## Data entries
-- Begin --

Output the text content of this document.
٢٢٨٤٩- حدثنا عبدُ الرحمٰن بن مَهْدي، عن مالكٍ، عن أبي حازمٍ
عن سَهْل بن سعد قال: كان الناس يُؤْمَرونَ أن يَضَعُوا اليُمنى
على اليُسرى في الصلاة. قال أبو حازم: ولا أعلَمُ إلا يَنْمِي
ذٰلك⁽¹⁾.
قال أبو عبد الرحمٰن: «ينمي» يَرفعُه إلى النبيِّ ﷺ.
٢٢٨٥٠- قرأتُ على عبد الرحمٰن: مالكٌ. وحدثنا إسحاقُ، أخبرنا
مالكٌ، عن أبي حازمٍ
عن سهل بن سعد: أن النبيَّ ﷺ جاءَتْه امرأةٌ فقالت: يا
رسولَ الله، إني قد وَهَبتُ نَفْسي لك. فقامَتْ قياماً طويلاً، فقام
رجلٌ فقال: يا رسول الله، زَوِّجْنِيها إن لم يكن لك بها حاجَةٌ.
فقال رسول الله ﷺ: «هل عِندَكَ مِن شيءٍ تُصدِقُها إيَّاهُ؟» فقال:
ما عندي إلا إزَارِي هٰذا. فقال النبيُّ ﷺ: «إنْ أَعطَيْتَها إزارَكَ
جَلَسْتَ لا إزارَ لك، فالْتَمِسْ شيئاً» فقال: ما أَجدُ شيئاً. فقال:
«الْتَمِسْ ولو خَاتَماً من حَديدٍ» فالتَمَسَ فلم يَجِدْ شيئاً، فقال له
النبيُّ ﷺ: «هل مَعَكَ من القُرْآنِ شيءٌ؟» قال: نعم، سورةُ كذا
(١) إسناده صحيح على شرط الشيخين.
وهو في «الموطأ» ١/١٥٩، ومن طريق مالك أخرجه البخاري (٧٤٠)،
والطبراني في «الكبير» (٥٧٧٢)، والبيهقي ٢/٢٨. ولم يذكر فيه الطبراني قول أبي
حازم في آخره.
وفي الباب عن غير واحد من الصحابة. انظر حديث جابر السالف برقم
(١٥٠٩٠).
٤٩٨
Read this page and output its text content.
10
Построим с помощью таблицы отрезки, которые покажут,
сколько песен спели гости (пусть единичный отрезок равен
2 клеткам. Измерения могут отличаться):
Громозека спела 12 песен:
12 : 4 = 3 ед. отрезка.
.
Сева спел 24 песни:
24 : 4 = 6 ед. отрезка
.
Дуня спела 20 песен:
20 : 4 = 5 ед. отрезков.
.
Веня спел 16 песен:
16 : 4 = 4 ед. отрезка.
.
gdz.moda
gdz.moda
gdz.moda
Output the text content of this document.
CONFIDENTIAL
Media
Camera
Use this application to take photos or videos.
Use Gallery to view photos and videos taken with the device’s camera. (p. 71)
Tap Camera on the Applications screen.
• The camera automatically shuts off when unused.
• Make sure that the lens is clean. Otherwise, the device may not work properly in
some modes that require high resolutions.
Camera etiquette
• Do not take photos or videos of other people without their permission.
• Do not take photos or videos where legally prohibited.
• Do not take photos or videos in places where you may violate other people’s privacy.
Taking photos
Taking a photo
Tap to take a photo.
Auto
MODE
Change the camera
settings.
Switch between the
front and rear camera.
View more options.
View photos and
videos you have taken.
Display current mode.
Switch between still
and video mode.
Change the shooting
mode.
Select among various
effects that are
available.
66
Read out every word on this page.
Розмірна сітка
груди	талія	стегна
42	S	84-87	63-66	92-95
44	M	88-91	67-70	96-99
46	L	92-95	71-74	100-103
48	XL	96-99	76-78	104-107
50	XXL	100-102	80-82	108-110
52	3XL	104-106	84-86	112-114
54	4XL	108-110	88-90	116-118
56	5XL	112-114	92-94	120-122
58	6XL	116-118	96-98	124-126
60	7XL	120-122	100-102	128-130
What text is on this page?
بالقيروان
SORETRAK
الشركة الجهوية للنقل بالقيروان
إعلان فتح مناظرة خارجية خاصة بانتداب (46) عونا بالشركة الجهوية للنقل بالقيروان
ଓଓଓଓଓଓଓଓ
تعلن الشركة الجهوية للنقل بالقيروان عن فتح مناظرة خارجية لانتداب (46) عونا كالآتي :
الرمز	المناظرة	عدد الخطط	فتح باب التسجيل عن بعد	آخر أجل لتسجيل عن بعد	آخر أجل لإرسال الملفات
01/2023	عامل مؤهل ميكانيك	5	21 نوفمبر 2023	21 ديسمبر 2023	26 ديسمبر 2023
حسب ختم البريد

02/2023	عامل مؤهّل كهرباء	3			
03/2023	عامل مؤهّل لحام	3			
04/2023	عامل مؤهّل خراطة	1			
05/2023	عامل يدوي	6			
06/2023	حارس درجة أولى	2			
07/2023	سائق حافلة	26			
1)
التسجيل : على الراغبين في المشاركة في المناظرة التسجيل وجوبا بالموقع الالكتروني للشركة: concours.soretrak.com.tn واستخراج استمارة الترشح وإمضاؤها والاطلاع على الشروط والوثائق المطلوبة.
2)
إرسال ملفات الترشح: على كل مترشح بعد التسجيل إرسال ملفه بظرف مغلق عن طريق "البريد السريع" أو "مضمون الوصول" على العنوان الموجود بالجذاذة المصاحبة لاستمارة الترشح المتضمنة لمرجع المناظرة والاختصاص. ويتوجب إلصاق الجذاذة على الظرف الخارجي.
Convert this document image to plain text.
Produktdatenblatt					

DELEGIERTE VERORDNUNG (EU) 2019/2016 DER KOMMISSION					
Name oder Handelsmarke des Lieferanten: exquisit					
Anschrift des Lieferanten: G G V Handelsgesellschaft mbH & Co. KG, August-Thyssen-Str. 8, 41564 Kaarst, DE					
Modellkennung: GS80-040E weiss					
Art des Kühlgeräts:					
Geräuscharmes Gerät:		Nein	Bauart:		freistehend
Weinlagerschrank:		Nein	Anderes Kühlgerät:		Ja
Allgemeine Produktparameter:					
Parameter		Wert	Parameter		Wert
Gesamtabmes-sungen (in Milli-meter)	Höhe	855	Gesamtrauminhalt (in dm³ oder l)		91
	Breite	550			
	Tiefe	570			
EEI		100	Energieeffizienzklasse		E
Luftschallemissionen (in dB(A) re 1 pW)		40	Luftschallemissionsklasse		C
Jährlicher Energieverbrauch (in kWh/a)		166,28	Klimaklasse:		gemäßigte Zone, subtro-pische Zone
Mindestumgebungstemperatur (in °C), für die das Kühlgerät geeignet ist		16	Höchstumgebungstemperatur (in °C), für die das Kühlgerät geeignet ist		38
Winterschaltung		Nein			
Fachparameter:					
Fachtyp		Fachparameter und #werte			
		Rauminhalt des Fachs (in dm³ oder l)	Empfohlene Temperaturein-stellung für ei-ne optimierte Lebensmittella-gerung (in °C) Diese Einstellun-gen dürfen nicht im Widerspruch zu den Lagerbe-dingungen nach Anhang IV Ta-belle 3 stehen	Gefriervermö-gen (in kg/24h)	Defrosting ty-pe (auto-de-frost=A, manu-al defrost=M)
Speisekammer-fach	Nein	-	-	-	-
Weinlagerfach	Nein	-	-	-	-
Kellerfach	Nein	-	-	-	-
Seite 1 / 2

-- End --

## Prompt
Transcribe every entry exactly, omitting nothing.

## Response to this exercise
Output the text content of this document.
٢٢٨٤٩- حدثنا عبدُ الرحمٰن بن مَهْدي، عن مالكٍ، عن أبي حازمٍ
عن سَهْل بن سعد قال: كان الناس يُؤْمَرونَ أن يَضَعُوا اليُمنى
على اليُسرى في الصلاة. قال أبو حازم: ولا أعلَمُ إلا يَنْمِي
ذٰلك⁽¹⁾.
قال أبو عبد الرحمٰن: «ينمي» يَرفعُه إلى النبيِّ ﷺ.
٢٢٨٥٠- قرأتُ على عبد الرحمٰن: مالكٌ. وحدثنا إسحاقُ، أخبرنا
مالكٌ، عن أبي حازمٍ
عن سهل بن سعد: أن النبيَّ ﷺ جاءَتْه امرأةٌ فقالت: يا
رسولَ الله، إني قد وَهَبتُ نَفْسي لك. فقامَتْ قياماً طويلاً، فقام
رجلٌ فقال: يا رسول الله، زَوِّجْنِيها إن لم يكن لك بها حاجَةٌ.
فقال رسول الله ﷺ: «هل عِندَكَ مِن شيءٍ تُصدِقُها إيَّاهُ؟» فقال:
ما عندي إلا إزَارِي هٰذا. فقال النبيُّ ﷺ: «إنْ أَعطَيْتَها إزارَكَ
جَلَسْتَ لا إزارَ لك، فالْتَمِسْ شيئاً» فقال: ما أَجدُ شيئاً. فقال:
«الْتَمِسْ ولو خَاتَماً من حَديدٍ» فالتَمَسَ فلم يَجِدْ شيئاً، فقال له
النبيُّ ﷺ: «هل مَعَكَ من القُرْآنِ شيءٌ؟» قال: نعم، سورةُ كذا
(١) إسناده صحيح على شرط الشيخين.
وهو في «الموطأ» ١/١٥٩، ومن طريق مالك أخرجه البخاري (٧٤٠)،
والطبراني في «الكبير» (٥٧٧٢)، والبيهقي ٢/٢٨. ولم يذكر فيه الطبراني قول أبي
حازم في آخره.
وفي الباب عن غير واحد من الصحابة. انظر حديث جابر السالف برقم
(١٥٠٩٠).
٤٩٨
Read this page and output its text content.
10
Построим с помощью таблицы отрезки, которые покажут,
сколько песен спели гости (пусть единичный отрезок равен
2 клеткам. Измерения могут отличаться):
Громозека спела 12 песен:
12 : 4 = 3 ед. отрезка.
.
Сева спел 24 песни:
24 : 4 = 6 ед. отрезка
.
Дуня спела 20 песен:
20 : 4 = 5 ед. отрезков.
.
Веня спел 16 песен:
16 : 4 = 4 ед. отрезка.
.
gdz.moda
gdz.moda
gdz.moda
Output the text content of this document.
CONFIDENTIAL
Media
Camera
Use this application to take photos or videos.
Use Gallery to view photos and videos taken with the device’s camera. (p. 71)
Tap Camera on the Applications screen.
• The camera automatically shuts off when unused.
• Make sure that the lens is clean. Otherwise, the device may not work properly in
some modes that require high resolutions.
Camera etiquette
• Do not take photos or videos of other people without their permission.
• Do not take photos or videos where legally prohibited.
• Do not take photos or videos in places where you may violate other people’s privacy.
Taking photos
Taking a photo
Tap to take a photo.
Auto
MODE
Change the camera
settings.
Switch between the
front and rear camera.
View more options.
View photos and
videos you have taken.
Display current mode.
Switch between still
and video mode.
Change the shooting
mode.
Select among various
effects that are
available.
66
Read out every word on this page.
Розмірна сітка
груди	талія	стегна
42	S	84-87	63-66	92-95
44	M	88-91	67-70	96-99
46	L	92-95	71-74	100-103
48	XL	96-99	76-78	104-107
50	XXL	100-102	80-82	108-110
52	3XL	104-106	84-86	112-114
54	4XL	108-110	88-90	116-118
56	5XL	112-114	92-94	120-122
58	6XL	116-118	96-98	124-126
60	7XL	120-122	100-102	128-130
What text is on this page?
بالقيروان
SORETRAK
الشركة الجهوية للنقل بالقيروان
إعلان فتح مناظرة خارجية خاصة بانتداب (46) عونا بالشركة الجهوية للنقل بالقيروان
ଓଓଓଓଓଓଓଓ
تعلن الشركة الجهوية للنقل بالقيروان عن فتح مناظرة خارجية لانتداب (46) عونا كالآتي :
الرمز	المناظرة	عدد الخطط	فتح باب التسجيل عن بعد	آخر أجل لتسجيل عن بعد	آخر أجل لإرسال الملفات
01/2023	عامل مؤهل ميكانيك	5	21 نوفمبر 2023	21 ديسمبر 2023	26 ديسمبر 2023
حسب ختم البريد

02/2023	عامل مؤهّل كهرباء	3			
03/2023	عامل مؤهّل لحام	3			
04/2023	عامل مؤهّل خراطة	1			
05/2023	عامل يدوي	6			
06/2023	حارس درجة أولى	2			
07/2023	سائق حافلة	26			
1)
التسجيل : على الراغبين في المشاركة في المناظرة التسجيل وجوبا بالموقع الالكتروني للشركة: concours.soretrak.com.tn واستخراج استمارة الترشح وإمضاؤها والاطلاع على الشروط والوثائق المطلوبة.
2)
إرسال ملفات الترشح: على كل مترشح بعد التسجيل إرسال ملفه بظرف مغلق عن طريق "البريد السريع" أو "مضمون الوصول" على العنوان الموجود بالجذاذة المصاحبة لاستمارة الترشح المتضمنة لمرجع المناظرة والاختصاص. ويتوجب إلصاق الجذاذة على الظرف الخارجي.
Convert this document image to plain text.
Produktdatenblatt					

DELEGIERTE VERORDNUNG (EU) 2019/2016 DER KOMMISSION					
Name oder Handelsmarke des Lieferanten: exquisit					
Anschrift des Lieferanten: G G V Handelsgesellschaft mbH & Co. KG, August-Thyssen-Str. 8, 41564 Kaarst, DE					
Modellkennung: GS80-040E weiss					
Art des Kühlgeräts:					
Geräuscharmes Gerät:		Nein	Bauart:		freistehend
Weinlagerschrank:		Nein	Anderes Kühlgerät:		Ja
Allgemeine Produktparameter:					
Parameter		Wert	Parameter		Wert
Gesamtabmes-sungen (in Milli-meter)	Höhe	855	Gesamtrauminhalt (in dm³ oder l)		91
	Breite	550			
	Tiefe	570			
EEI		100	Energieeffizienzklasse		E
Luftschallemissionen (in dB(A) re 1 pW)		40	Luftschallemissionsklasse		C
Jährlicher Energieverbrauch (in kWh/a)		166,28	Klimaklasse:		gemäßigte Zone, subtro-pische Zone
Mindestumgebungstemperatur (in °C), für die das Kühlgerät geeignet ist		16	Höchstumgebungstemperatur (in °C), für die das Kühlgerät geeignet ist		38
Winterschaltung		Nein			
Fachparameter:					
Fachtyp		Fachparameter und #werte			
		Rauminhalt des Fachs (in dm³ oder l)	Empfohlene Temperaturein-stellung für ei-ne optimierte Lebensmittella-gerung (in °C) Diese Einstellun-gen dürfen nicht im Widerspruch zu den Lagerbe-dingungen nach Anhang IV Ta-belle 3 stehen	Gefriervermö-gen (in kg/24h)	Defrosting ty-pe (auto-de-frost=A, manu-al defrost=M)
Speisekammer-fach	Nein	-	-	-	-
Weinlagerfach	Nein	-	-	-	-
Kellerfach	Nein	-	-	-	-
Seite 1 / 2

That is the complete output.